Repeat every record exactly as written, but leave out the pictures.
━━━ EXERCISE INPUT
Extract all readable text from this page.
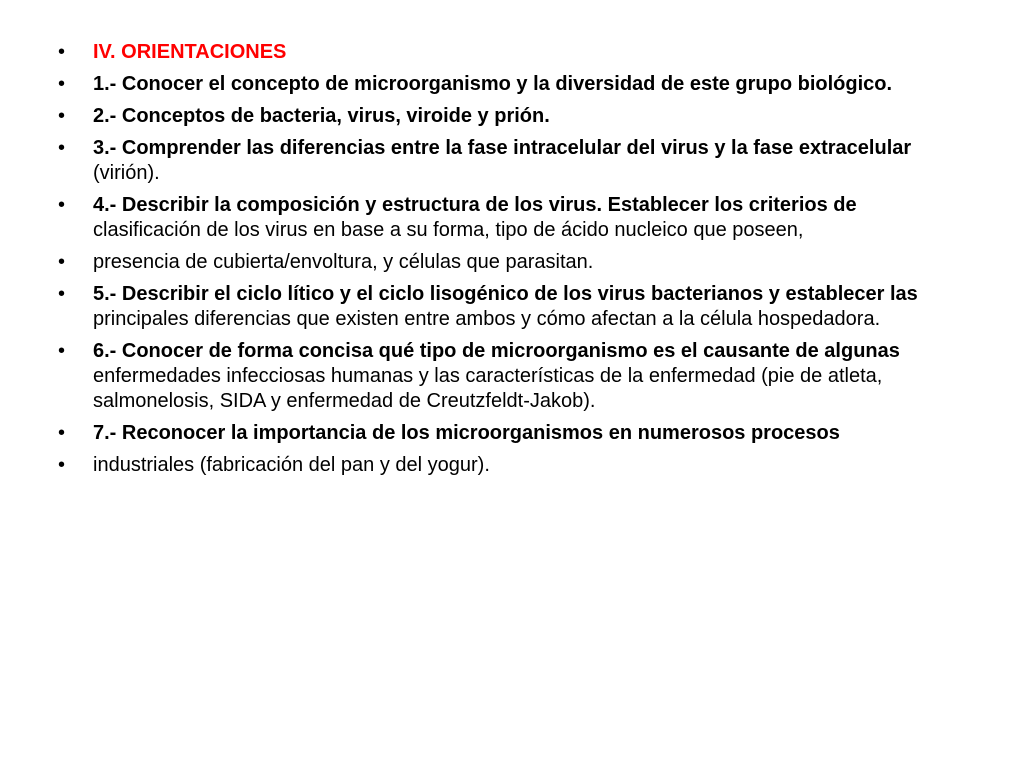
•	IV. ORIENTACIONES
•	1.- Conocer el concepto de microorganismo y la diversidad de este grupo biológico.
•	2.- Conceptos de bacteria, virus, viroide y prión.
•	3.- Comprender las diferencias entre la fase intracelular del virus y la fase extracelular (virión).
•	4.- Describir la composición y estructura de los virus. Establecer los criterios de clasificación de los virus en base a su forma, tipo de ácido nucleico que poseen,
•	presencia de cubierta/envoltura, y células que parasitan.
•	5.- Describir el ciclo lítico y el ciclo lisogénico de los virus bacterianos y establecer las principales diferencias que existen entre ambos y cómo afectan a la célula hospedadora.
•	6.- Conocer de forma concisa qué tipo de microorganismo es el causante de algunas enfermedades infecciosas humanas y las características de la enfermedad (pie de atleta, salmonelosis, SIDA y enfermedad de Creutzfeldt-Jakob).
•	7.- Reconocer la importancia de los microorganismos en numerosos procesos
•	industriales (fabricación del pan y del yogur).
━━━━━━
• RESULT FOR THIS TASK
Extract all readable text from this page.
•	IV. ORIENTACIONES
•	1.- Conocer el concepto de microorganismo y la diversidad de este grupo biológico.
•	2.- Conceptos de bacteria, virus, viroide y prión.
•	3.- Comprender las diferencias entre la fase intracelular del virus y la fase extracelular (virión).
•	4.- Describir la composición y estructura de los virus. Establecer los criterios de clasificación de los virus en base a su forma, tipo de ácido nucleico que poseen,
•	presencia de cubierta/envoltura, y células que parasitan.
•	5.- Describir el ciclo lítico y el ciclo lisogénico de los virus bacterianos y establecer las principales diferencias que existen entre ambos y cómo afectan a la célula hospedadora.
•	6.- Conocer de forma concisa qué tipo de microorganismo es el causante de algunas enfermedades infecciosas humanas y las características de la enfermedad (pie de atleta, salmonelosis, SIDA y enfermedad de Creutzfeldt-Jakob).
•	7.- Reconocer la importancia de los microorganismos en numerosos procesos
•	industriales (fabricación del pan y del yogur).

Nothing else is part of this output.